### Data to use
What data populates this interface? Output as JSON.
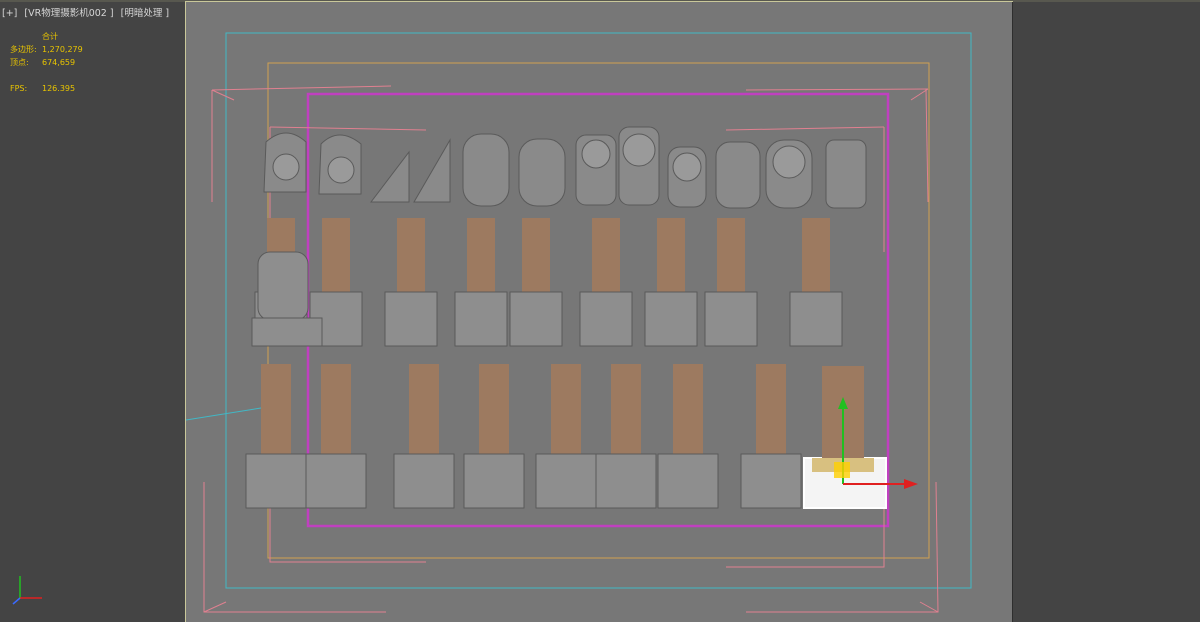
{
  "viewport": {
    "menu_plus": "[+]",
    "camera": "[VR物理摄影机002 ]",
    "shading": "[明暗处理 ]"
  },
  "stats": {
    "total_label": "合计",
    "poly_label": "多边形:",
    "poly_value": "1,270,279",
    "vert_label": "顶点:",
    "vert_value": "674,659",
    "fps_label": "FPS:",
    "fps_value": "126.395"
  },
  "colors": {
    "viewport_bg": "#777777",
    "column_wood": "#9d7a60",
    "stone": "#8e8e8e",
    "safe_frame_cyan": "#41b8c6",
    "safe_frame_orange": "#d0a050",
    "safe_frame_magenta": "#c040c0",
    "selection": "#ffffff",
    "gizmo_x": "#e02020",
    "gizmo_y": "#20c020",
    "gizmo_z": "#ffd000"
  },
  "icons": {
    "axis_tripod": "xyz-axis-icon",
    "gizmo": "move-gizmo-icon"
  }
}
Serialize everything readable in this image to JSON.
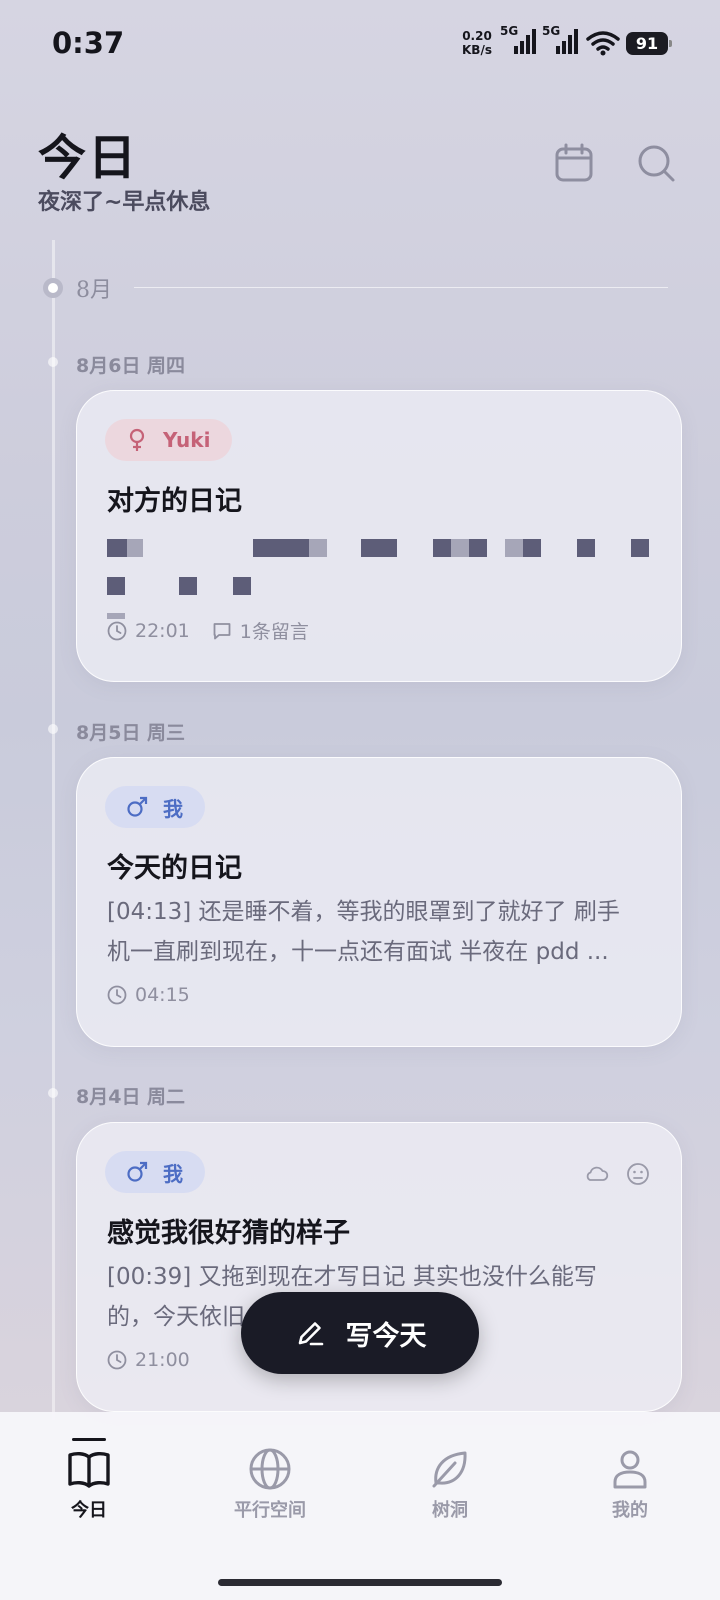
{
  "status_bar": {
    "time": "0:37",
    "net_speed_value": "0.20",
    "net_speed_unit": "KB/s",
    "sig1_label": "5G",
    "sig2_label": "5G",
    "battery": "91"
  },
  "header": {
    "title": "今日",
    "subtitle": "夜深了~早点休息",
    "calendar_icon": "calendar-icon",
    "search_icon": "search-icon"
  },
  "timeline": {
    "month_label": "8月",
    "days": [
      {
        "date_label": "8月6日 周四",
        "entry": {
          "author_tag": "Yuki",
          "author_gender": "female",
          "title": "对方的日记",
          "time": "22:01",
          "comments": "1条留言"
        }
      },
      {
        "date_label": "8月5日 周三",
        "entry": {
          "author_tag": "我",
          "author_gender": "male",
          "title": "今天的日记",
          "preview_line1": "[04:13] 还是睡不着，等我的眼罩到了就好了 刷手",
          "preview_line2": "机一直刷到现在，十一点还有面试 半夜在 pdd ...",
          "time": "04:15"
        }
      },
      {
        "date_label": "8月4日 周二",
        "entry": {
          "author_tag": "我",
          "author_gender": "male",
          "title": "感觉我很好猜的样子",
          "preview_line1": "[00:39] 又拖到现在才写日记 其实也没什么能写",
          "preview_line2": "的，今天依旧   前天周日的时...",
          "time": "21:00",
          "weather_icon": "cloud-icon",
          "mood_icon": "neutral-face-icon"
        }
      }
    ]
  },
  "fab": {
    "label": "写今天",
    "icon": "pen-icon"
  },
  "tabbar": {
    "tabs": [
      {
        "label": "今日",
        "icon": "book-icon",
        "active": true
      },
      {
        "label": "平行空间",
        "icon": "globe-icon",
        "active": false
      },
      {
        "label": "树洞",
        "icon": "leaf-icon",
        "active": false
      },
      {
        "label": "我的",
        "icon": "user-icon",
        "active": false
      }
    ]
  },
  "colors": {
    "accent_dark": "#1a1b26",
    "female_tag": "#c56277",
    "male_tag": "#4d6dc4"
  }
}
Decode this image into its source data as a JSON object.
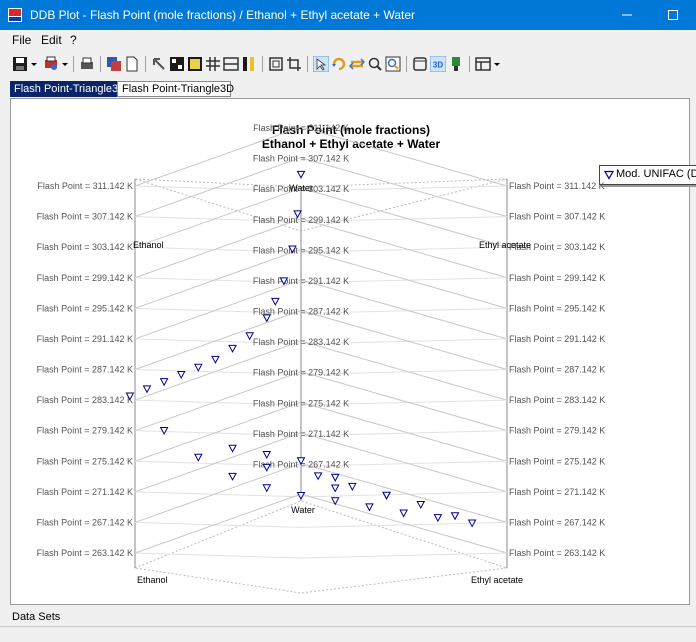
{
  "window": {
    "title": "DDB Plot - Flash Point (mole fractions) / Ethanol + Ethyl acetate + Water",
    "accent": "#0078d7"
  },
  "menu": [
    "File",
    "Edit",
    "?"
  ],
  "toolbar": {
    "icons": [
      "save-icon",
      "dropdown-arrow-icon",
      "print-preview-icon",
      "dropdown-arrow-icon",
      "print-icon",
      "copy-icon",
      "new-page-icon",
      "pointer-icon",
      "grid-small-icon",
      "grid-yellow-icon",
      "grid-icon",
      "table-icon",
      "columns-icon",
      "frame-icon",
      "crop-icon",
      "select-arrow-icon",
      "rotate-icon",
      "move-icon",
      "zoom-icon",
      "zoom-box-icon",
      "window-icon",
      "3d-icon",
      "color-icon",
      "layout-icon",
      "dropdown-arrow-icon"
    ],
    "3d_label": "3D"
  },
  "tabs": [
    "Flash Point-Triangle3D",
    "Flash Point-Triangle3D"
  ],
  "chart_data": {
    "type": "scatter",
    "projection": "ternary-3d",
    "title": "Flash Point (mole fractions)",
    "subtitle": "Ethanol + Ethyl acetate + Water",
    "components": {
      "top": "Water",
      "left": "Ethanol",
      "right": "Ethyl acetate",
      "bottom_left": "Ethanol",
      "bottom_right": "Ethyl acetate",
      "bottom_center": "Water"
    },
    "z_label_prefix": "Flash Point = ",
    "z_unit": "K",
    "z_ticks": [
      311.142,
      307.142,
      303.142,
      299.142,
      295.142,
      291.142,
      287.142,
      283.142,
      279.142,
      275.142,
      271.142,
      267.142,
      263.142
    ],
    "center_labels": [
      311.142,
      307.142,
      303.142,
      299.142,
      295.142,
      291.142,
      287.142,
      283.142,
      279.142,
      275.142,
      271.142,
      267.142
    ],
    "zlim": [
      263.142,
      311.142
    ],
    "legend": {
      "entries": [
        "Mod. UNIFAC (Do)"
      ],
      "placement": "top-right"
    },
    "marker": "triangle-down",
    "marker_color": "#00008b",
    "series": [
      {
        "name": "Mod. UNIFAC (Do)",
        "points": [
          {
            "x_ethanol": 0.0,
            "x_ethyl_acetate": 0.0,
            "z": 311.1
          },
          {
            "x_ethanol": 0.02,
            "x_ethyl_acetate": 0.0,
            "z": 306.0
          },
          {
            "x_ethanol": 0.05,
            "x_ethyl_acetate": 0.0,
            "z": 301.5
          },
          {
            "x_ethanol": 0.1,
            "x_ethyl_acetate": 0.0,
            "z": 297.5
          },
          {
            "x_ethanol": 0.15,
            "x_ethyl_acetate": 0.0,
            "z": 295.0
          },
          {
            "x_ethanol": 0.2,
            "x_ethyl_acetate": 0.0,
            "z": 293.0
          },
          {
            "x_ethanol": 0.3,
            "x_ethyl_acetate": 0.0,
            "z": 291.0
          },
          {
            "x_ethanol": 0.4,
            "x_ethyl_acetate": 0.0,
            "z": 289.7
          },
          {
            "x_ethanol": 0.5,
            "x_ethyl_acetate": 0.0,
            "z": 288.6
          },
          {
            "x_ethanol": 0.6,
            "x_ethyl_acetate": 0.0,
            "z": 287.9
          },
          {
            "x_ethanol": 0.7,
            "x_ethyl_acetate": 0.0,
            "z": 287.3
          },
          {
            "x_ethanol": 0.8,
            "x_ethyl_acetate": 0.0,
            "z": 286.7
          },
          {
            "x_ethanol": 0.9,
            "x_ethyl_acetate": 0.0,
            "z": 286.1
          },
          {
            "x_ethanol": 1.0,
            "x_ethyl_acetate": 0.0,
            "z": 285.5
          },
          {
            "x_ethanol": 0.9,
            "x_ethyl_acetate": 0.1,
            "z": 281.0
          },
          {
            "x_ethanol": 0.8,
            "x_ethyl_acetate": 0.2,
            "z": 277.5
          },
          {
            "x_ethanol": 0.7,
            "x_ethyl_acetate": 0.3,
            "z": 275.0
          },
          {
            "x_ethanol": 0.6,
            "x_ethyl_acetate": 0.4,
            "z": 273.5
          },
          {
            "x_ethanol": 0.5,
            "x_ethyl_acetate": 0.5,
            "z": 272.5
          },
          {
            "x_ethanol": 0.4,
            "x_ethyl_acetate": 0.6,
            "z": 271.8
          },
          {
            "x_ethanol": 0.3,
            "x_ethyl_acetate": 0.7,
            "z": 271.0
          },
          {
            "x_ethanol": 0.2,
            "x_ethyl_acetate": 0.8,
            "z": 270.2
          },
          {
            "x_ethanol": 0.1,
            "x_ethyl_acetate": 0.9,
            "z": 269.6
          },
          {
            "x_ethanol": 0.0,
            "x_ethyl_acetate": 1.0,
            "z": 268.9
          },
          {
            "x_ethanol": 0.0,
            "x_ethyl_acetate": 0.9,
            "z": 269.5
          },
          {
            "x_ethanol": 0.0,
            "x_ethyl_acetate": 0.7,
            "z": 270.3
          },
          {
            "x_ethanol": 0.0,
            "x_ethyl_acetate": 0.5,
            "z": 270.8
          },
          {
            "x_ethanol": 0.0,
            "x_ethyl_acetate": 0.3,
            "z": 271.3
          },
          {
            "x_ethanol": 0.0,
            "x_ethyl_acetate": 0.1,
            "z": 272.0
          },
          {
            "x_ethanol": 0.4,
            "x_ethyl_acetate": 0.2,
            "z": 276.5
          },
          {
            "x_ethanol": 0.2,
            "x_ethyl_acetate": 0.4,
            "z": 273.5
          },
          {
            "x_ethanol": 0.2,
            "x_ethyl_acetate": 0.2,
            "z": 275.0
          },
          {
            "x_ethanol": 0.6,
            "x_ethyl_acetate": 0.2,
            "z": 278.0
          },
          {
            "x_ethanol": 0.3,
            "x_ethyl_acetate": 0.5,
            "z": 272.8
          },
          {
            "x_ethanol": 0.1,
            "x_ethyl_acetate": 0.6,
            "z": 271.5
          },
          {
            "x_ethanol": 0.5,
            "x_ethyl_acetate": 0.3,
            "z": 275.5
          }
        ]
      }
    ]
  },
  "footer": {
    "datasets_label": "Data Sets"
  }
}
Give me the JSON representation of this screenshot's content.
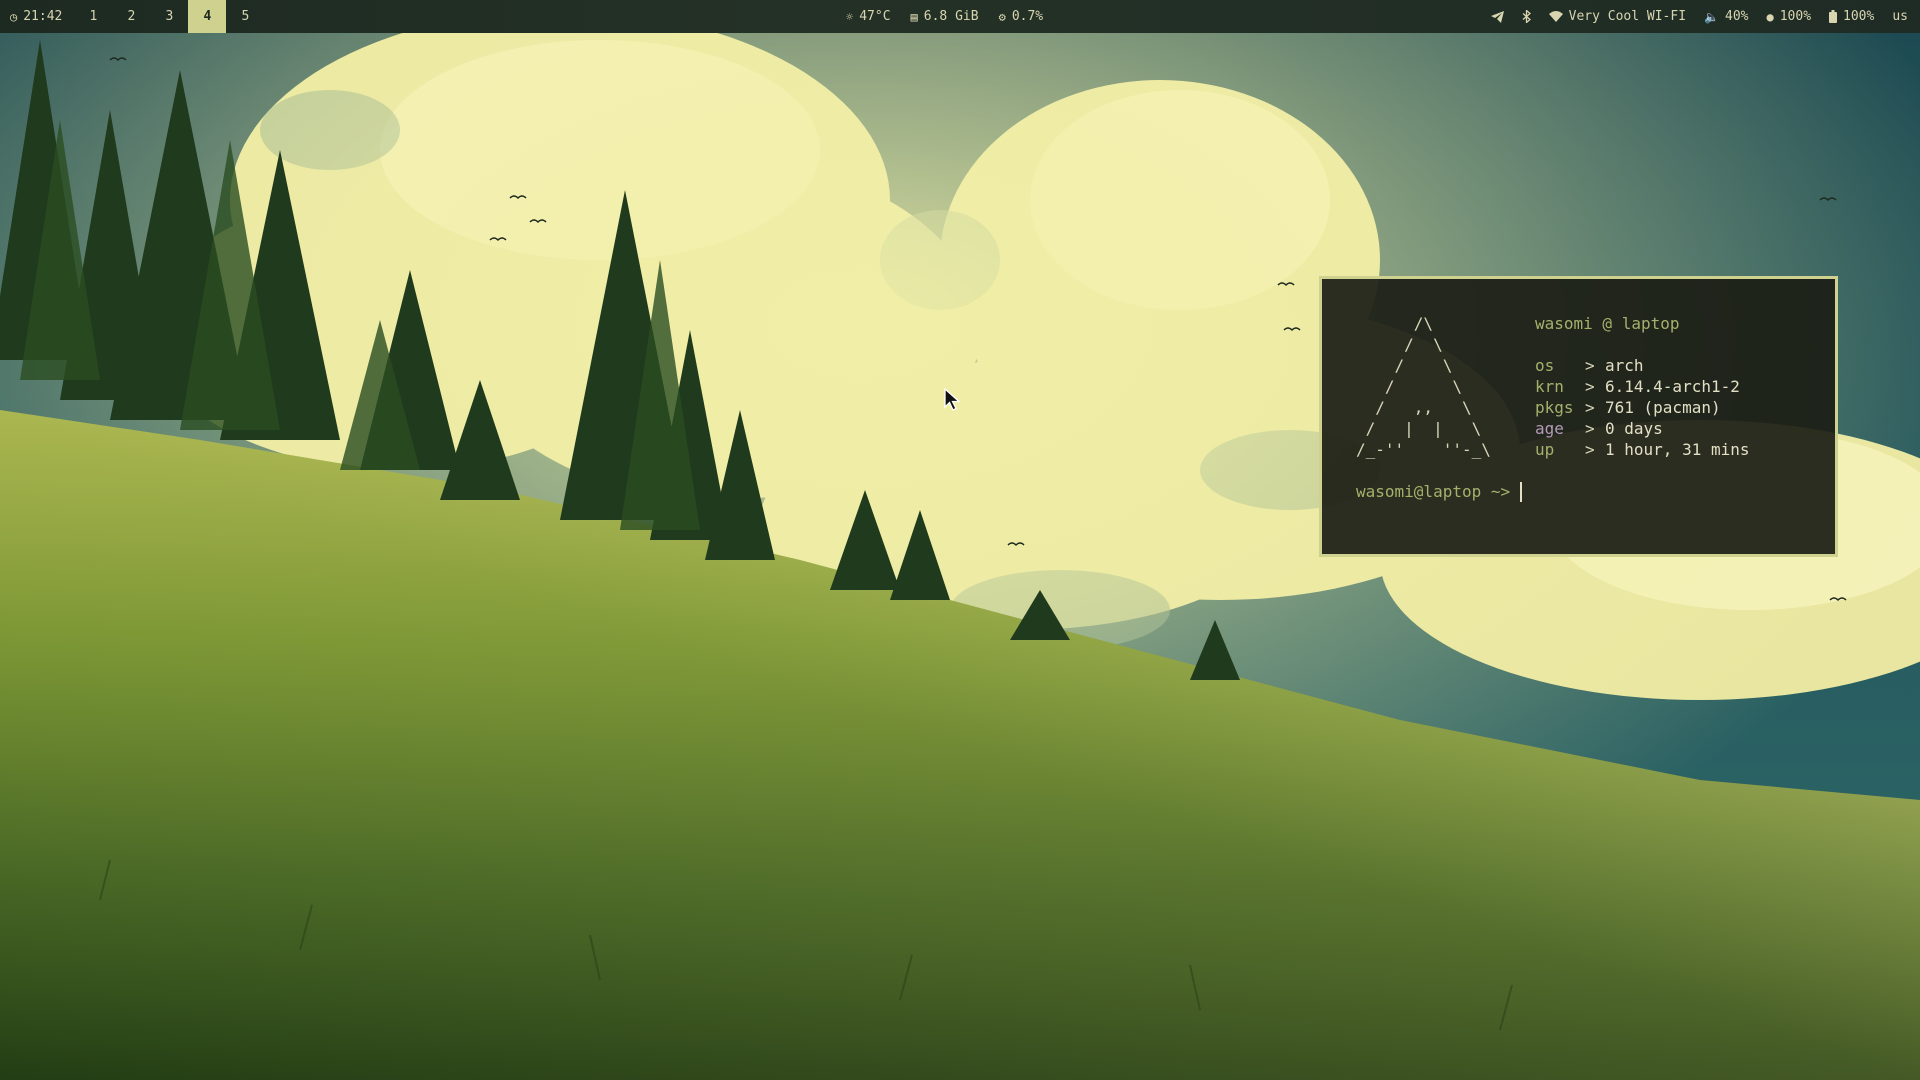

### Task description
Locate all lines that include the word "image" and copy them out.

### Answer in full
Serialize everything readable in this image to JSON.
Decode this image into its source data as a JSON object.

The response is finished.